### [EXERCISE AIM]
Reproduce every record below exactly as written, leaving out any pictures.

--- start THE INPUT ---

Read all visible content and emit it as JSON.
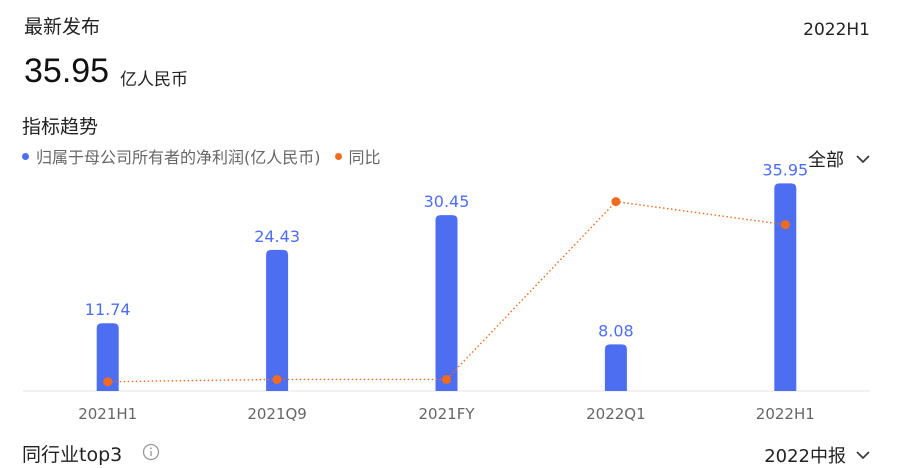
{
  "latest": {
    "title": "最新发布",
    "period": "2022H1",
    "value": "35.95",
    "unit": "亿人民币"
  },
  "trend": {
    "title": "指标趋势",
    "range_label": "全部",
    "range_icon": "chevron-down-icon"
  },
  "peer": {
    "title": "同行业top3",
    "info_icon": "info-icon",
    "period": "2022中报",
    "period_icon": "chevron-down-icon"
  },
  "colors": {
    "bar": "#4e6ef2",
    "line": "#f26b1d",
    "label": "#4e6ef2",
    "axis": "#e6e6e6",
    "tick": "#666666"
  },
  "chart_data": {
    "type": "bar",
    "categories": [
      "2021H1",
      "2021Q9",
      "2021FY",
      "2022Q1",
      "2022H1"
    ],
    "series": [
      {
        "name": "归属于母公司所有者的净利润(亿人民币)",
        "type": "bar",
        "values": [
          11.74,
          24.43,
          30.45,
          8.08,
          35.95
        ],
        "labels": [
          "11.74",
          "24.43",
          "30.45",
          "8.08",
          "35.95"
        ]
      },
      {
        "name": "同比",
        "type": "line",
        "values": [
          4,
          5,
          5,
          82,
          72
        ]
      }
    ],
    "ylim_bar": [
      0,
      40
    ],
    "ylim_line": [
      0,
      100
    ],
    "legend": "top-left",
    "grid": false
  }
}
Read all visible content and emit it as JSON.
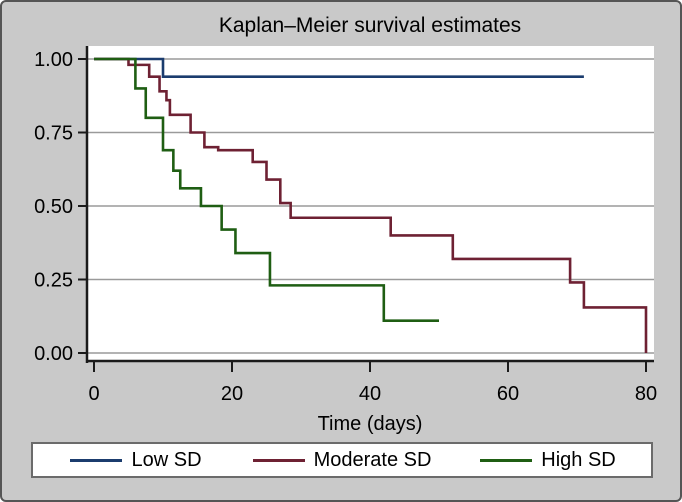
{
  "window": {
    "background_color": "#c9c9c9",
    "border_color": "#555555",
    "plot_background": "#ffffff",
    "gridline_color": "#9a9a9a",
    "axis_color": "#1a1a1a"
  },
  "chart_data": {
    "type": "line",
    "subtype": "kaplan-meier-step",
    "title": "Kaplan–Meier survival estimates",
    "xlabel": "Time (days)",
    "ylabel": "",
    "xlim": [
      0,
      80
    ],
    "ylim": [
      0.0,
      1.0
    ],
    "xticks": [
      0,
      20,
      40,
      60,
      80
    ],
    "yticks": [
      {
        "value": 0.0,
        "label": "0.00"
      },
      {
        "value": 0.25,
        "label": "0.25"
      },
      {
        "value": 0.5,
        "label": "0.50"
      },
      {
        "value": 0.75,
        "label": "0.75"
      },
      {
        "value": 1.0,
        "label": "1.00"
      }
    ],
    "grid": true,
    "legend_position": "bottom",
    "series": [
      {
        "name": "Low SD",
        "color": "#1b3c6e",
        "points": [
          [
            0,
            1.0
          ],
          [
            10,
            0.94
          ]
        ],
        "end_time": 71
      },
      {
        "name": "Moderate SD",
        "color": "#6e2133",
        "points": [
          [
            0,
            1.0
          ],
          [
            5,
            0.98
          ],
          [
            8,
            0.94
          ],
          [
            9.5,
            0.89
          ],
          [
            10.5,
            0.86
          ],
          [
            11,
            0.81
          ],
          [
            14,
            0.75
          ],
          [
            16,
            0.7
          ],
          [
            18,
            0.69
          ],
          [
            23,
            0.65
          ],
          [
            25,
            0.59
          ],
          [
            27,
            0.51
          ],
          [
            28.5,
            0.46
          ],
          [
            43,
            0.4
          ],
          [
            52,
            0.32
          ],
          [
            69,
            0.24
          ],
          [
            71,
            0.155
          ],
          [
            80,
            0.0
          ]
        ],
        "end_time": 80
      },
      {
        "name": "High SD",
        "color": "#1f5e13",
        "points": [
          [
            0,
            1.0
          ],
          [
            6,
            0.9
          ],
          [
            7.5,
            0.8
          ],
          [
            10,
            0.69
          ],
          [
            11.5,
            0.62
          ],
          [
            12.5,
            0.56
          ],
          [
            15.5,
            0.5
          ],
          [
            18.5,
            0.42
          ],
          [
            20.5,
            0.34
          ],
          [
            25.5,
            0.23
          ],
          [
            42,
            0.11
          ]
        ],
        "end_time": 50
      }
    ]
  }
}
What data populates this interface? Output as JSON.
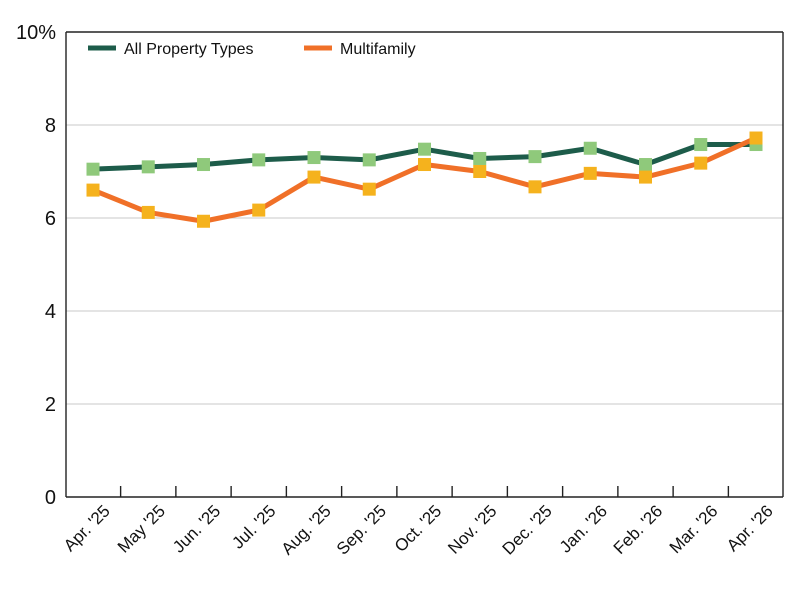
{
  "chart_data": {
    "type": "line",
    "title": "",
    "xlabel": "",
    "ylabel": "",
    "ylim": [
      0,
      10
    ],
    "y_ticks": [
      {
        "value": 0,
        "label": "0"
      },
      {
        "value": 2,
        "label": "2"
      },
      {
        "value": 4,
        "label": "4"
      },
      {
        "value": 6,
        "label": "6"
      },
      {
        "value": 8,
        "label": "8"
      },
      {
        "value": 10,
        "label": "10%"
      }
    ],
    "categories": [
      "Apr. '25",
      "May '25",
      "Jun. '25",
      "Jul. '25",
      "Aug. '25",
      "Sep. '25",
      "Oct. '25",
      "Nov. '25",
      "Dec. '25",
      "Jan. '26",
      "Feb. '26",
      "Mar. '26",
      "Apr. '26"
    ],
    "grid": true,
    "legend_position": "top-left",
    "series": [
      {
        "name": "All Property Types",
        "line_color": "#1d5c4a",
        "marker_color": "#8fc97b",
        "values": [
          7.05,
          7.1,
          7.15,
          7.25,
          7.3,
          7.25,
          7.48,
          7.28,
          7.32,
          7.5,
          7.15,
          7.58,
          7.58
        ]
      },
      {
        "name": "Multifamily",
        "line_color": "#f07028",
        "marker_color": "#f5b21d",
        "values": [
          6.6,
          6.12,
          5.93,
          6.17,
          6.88,
          6.62,
          7.15,
          7.0,
          6.67,
          6.96,
          6.88,
          7.18,
          7.72
        ]
      }
    ]
  }
}
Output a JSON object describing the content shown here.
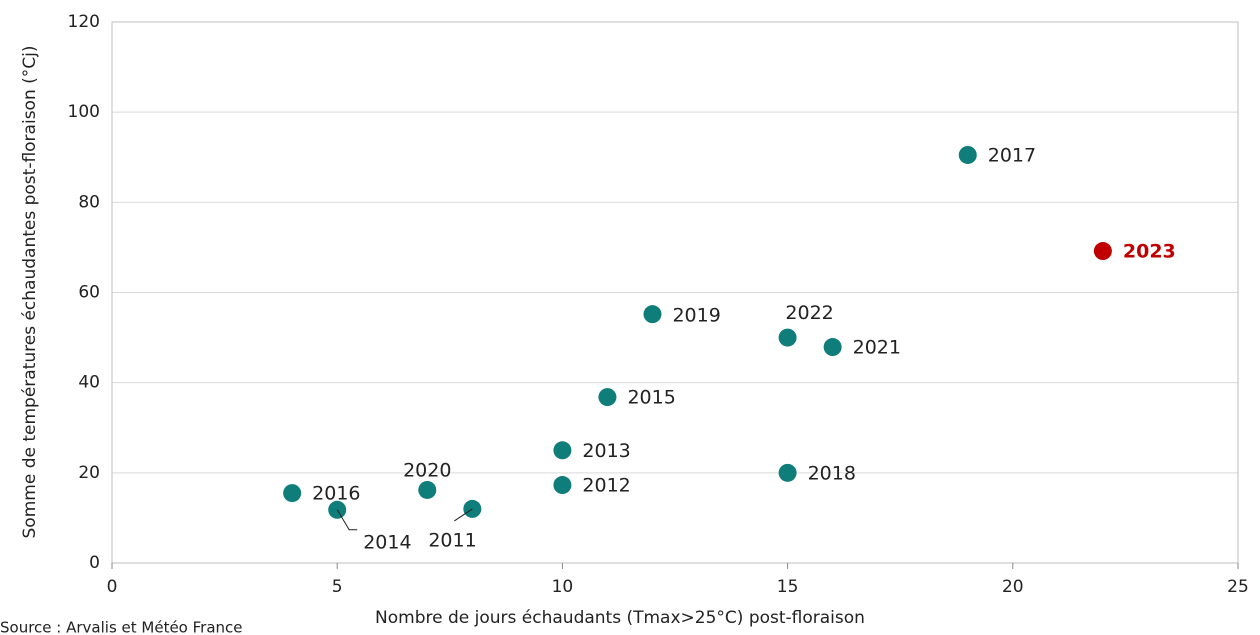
{
  "chart_data": {
    "type": "scatter",
    "x_label": "Nombre de jours échaudants (Tmax>25°C) post-floraison",
    "y_label": "Somme de températures échaudantes post-floraison (°Cj)",
    "source": "Source : Arvalis et Météo France",
    "labels": [
      "2016",
      "2014",
      "2020",
      "2011",
      "2012",
      "2013",
      "2015",
      "2019",
      "2022",
      "2021",
      "2018",
      "2017",
      "2023"
    ],
    "x": [
      4,
      5,
      7,
      8,
      10,
      10,
      11,
      12,
      15,
      16,
      15,
      19,
      22
    ],
    "y": [
      15.5,
      11.8,
      16.2,
      12,
      17.3,
      25,
      36.8,
      55.2,
      50,
      47.9,
      20,
      90.5,
      69.2
    ],
    "colors": [
      "#0f7d7a",
      "#0f7d7a",
      "#0f7d7a",
      "#0f7d7a",
      "#0f7d7a",
      "#0f7d7a",
      "#0f7d7a",
      "#0f7d7a",
      "#0f7d7a",
      "#0f7d7a",
      "#0f7d7a",
      "#0f7d7a",
      "#c00000"
    ],
    "xlim": [
      0,
      25
    ],
    "xticks": [
      0,
      5,
      10,
      15,
      20,
      25
    ],
    "ylim": [
      0,
      120
    ],
    "yticks": [
      0,
      20,
      40,
      60,
      80,
      100,
      120
    ],
    "grid": true
  }
}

--- end THE INPUT ---

### [WRITTEN ANSWER]
Read all visible content and emit it as JSON.
{
  "latest": {
    "title": "最新发布",
    "period": "2022H1",
    "value": "35.95",
    "unit": "亿人民币"
  },
  "trend": {
    "title": "指标趋势",
    "range_label": "全部",
    "range_icon": "chevron-down-icon"
  },
  "peer": {
    "title": "同行业top3",
    "info_icon": "info-icon",
    "period": "2022中报",
    "period_icon": "chevron-down-icon"
  },
  "colors": {
    "bar": "#4e6ef2",
    "line": "#f26b1d",
    "label": "#4e6ef2",
    "axis": "#e6e6e6",
    "tick": "#666666"
  },
  "chart_data": {
    "type": "bar",
    "categories": [
      "2021H1",
      "2021Q9",
      "2021FY",
      "2022Q1",
      "2022H1"
    ],
    "series": [
      {
        "name": "归属于母公司所有者的净利润(亿人民币)",
        "type": "bar",
        "values": [
          11.74,
          24.43,
          30.45,
          8.08,
          35.95
        ],
        "labels": [
          "11.74",
          "24.43",
          "30.45",
          "8.08",
          "35.95"
        ]
      },
      {
        "name": "同比",
        "type": "line",
        "values": [
          4,
          5,
          5,
          82,
          72
        ]
      }
    ],
    "ylim_bar": [
      0,
      40
    ],
    "ylim_line": [
      0,
      100
    ],
    "legend": "top-left",
    "grid": false
  }
}
Read all visible content and emit it as JSON.
{
  "window": {
    "background_color": "#c9c9c9",
    "border_color": "#555555",
    "plot_background": "#ffffff",
    "gridline_color": "#9a9a9a",
    "axis_color": "#1a1a1a"
  },
  "chart_data": {
    "type": "line",
    "subtype": "kaplan-meier-step",
    "title": "Kaplan–Meier survival estimates",
    "xlabel": "Time (days)",
    "ylabel": "",
    "xlim": [
      0,
      80
    ],
    "ylim": [
      0.0,
      1.0
    ],
    "xticks": [
      0,
      20,
      40,
      60,
      80
    ],
    "yticks": [
      {
        "value": 0.0,
        "label": "0.00"
      },
      {
        "value": 0.25,
        "label": "0.25"
      },
      {
        "value": 0.5,
        "label": "0.50"
      },
      {
        "value": 0.75,
        "label": "0.75"
      },
      {
        "value": 1.0,
        "label": "1.00"
      }
    ],
    "grid": true,
    "legend_position": "bottom",
    "series": [
      {
        "name": "Low SD",
        "color": "#1b3c6e",
        "points": [
          [
            0,
            1.0
          ],
          [
            10,
            0.94
          ]
        ],
        "end_time": 71
      },
      {
        "name": "Moderate SD",
        "color": "#6e2133",
        "points": [
          [
            0,
            1.0
          ],
          [
            5,
            0.98
          ],
          [
            8,
            0.94
          ],
          [
            9.5,
            0.89
          ],
          [
            10.5,
            0.86
          ],
          [
            11,
            0.81
          ],
          [
            14,
            0.75
          ],
          [
            16,
            0.7
          ],
          [
            18,
            0.69
          ],
          [
            23,
            0.65
          ],
          [
            25,
            0.59
          ],
          [
            27,
            0.51
          ],
          [
            28.5,
            0.46
          ],
          [
            43,
            0.4
          ],
          [
            52,
            0.32
          ],
          [
            69,
            0.24
          ],
          [
            71,
            0.155
          ],
          [
            80,
            0.0
          ]
        ],
        "end_time": 80
      },
      {
        "name": "High SD",
        "color": "#1f5e13",
        "points": [
          [
            0,
            1.0
          ],
          [
            6,
            0.9
          ],
          [
            7.5,
            0.8
          ],
          [
            10,
            0.69
          ],
          [
            11.5,
            0.62
          ],
          [
            12.5,
            0.56
          ],
          [
            15.5,
            0.5
          ],
          [
            18.5,
            0.42
          ],
          [
            20.5,
            0.34
          ],
          [
            25.5,
            0.23
          ],
          [
            42,
            0.11
          ]
        ],
        "end_time": 50
      }
    ]
  }
}
What data populates this interface? Output as JSON.
{
  "chart_data": {
    "type": "line",
    "title": "",
    "xlabel": "",
    "ylabel": "",
    "ylim": [
      0,
      10
    ],
    "y_ticks": [
      {
        "value": 0,
        "label": "0"
      },
      {
        "value": 2,
        "label": "2"
      },
      {
        "value": 4,
        "label": "4"
      },
      {
        "value": 6,
        "label": "6"
      },
      {
        "value": 8,
        "label": "8"
      },
      {
        "value": 10,
        "label": "10%"
      }
    ],
    "categories": [
      "Apr. '25",
      "May '25",
      "Jun. '25",
      "Jul. '25",
      "Aug. '25",
      "Sep. '25",
      "Oct. '25",
      "Nov. '25",
      "Dec. '25",
      "Jan. '26",
      "Feb. '26",
      "Mar. '26",
      "Apr. '26"
    ],
    "grid": true,
    "legend_position": "top-left",
    "series": [
      {
        "name": "All Property Types",
        "line_color": "#1d5c4a",
        "marker_color": "#8fc97b",
        "values": [
          7.05,
          7.1,
          7.15,
          7.25,
          7.3,
          7.25,
          7.48,
          7.28,
          7.32,
          7.5,
          7.15,
          7.58,
          7.58
        ]
      },
      {
        "name": "Multifamily",
        "line_color": "#f07028",
        "marker_color": "#f5b21d",
        "values": [
          6.6,
          6.12,
          5.93,
          6.17,
          6.88,
          6.62,
          7.15,
          7.0,
          6.67,
          6.96,
          6.88,
          7.18,
          7.72
        ]
      }
    ]
  }
}
Output a JSON object describing the content shown here.
{
  "chart_data": {
    "type": "scatter",
    "x_label": "Nombre de jours échaudants (Tmax>25°C) post-floraison",
    "y_label": "Somme de températures échaudantes post-floraison (°Cj)",
    "source": "Source : Arvalis et Météo France",
    "labels": [
      "2016",
      "2014",
      "2020",
      "2011",
      "2012",
      "2013",
      "2015",
      "2019",
      "2022",
      "2021",
      "2018",
      "2017",
      "2023"
    ],
    "x": [
      4,
      5,
      7,
      8,
      10,
      10,
      11,
      12,
      15,
      16,
      15,
      19,
      22
    ],
    "y": [
      15.5,
      11.8,
      16.2,
      12,
      17.3,
      25,
      36.8,
      55.2,
      50,
      47.9,
      20,
      90.5,
      69.2
    ],
    "colors": [
      "#0f7d7a",
      "#0f7d7a",
      "#0f7d7a",
      "#0f7d7a",
      "#0f7d7a",
      "#0f7d7a",
      "#0f7d7a",
      "#0f7d7a",
      "#0f7d7a",
      "#0f7d7a",
      "#0f7d7a",
      "#0f7d7a",
      "#c00000"
    ],
    "xlim": [
      0,
      25
    ],
    "xticks": [
      0,
      5,
      10,
      15,
      20,
      25
    ],
    "ylim": [
      0,
      120
    ],
    "yticks": [
      0,
      20,
      40,
      60,
      80,
      100,
      120
    ],
    "grid": true
  }
}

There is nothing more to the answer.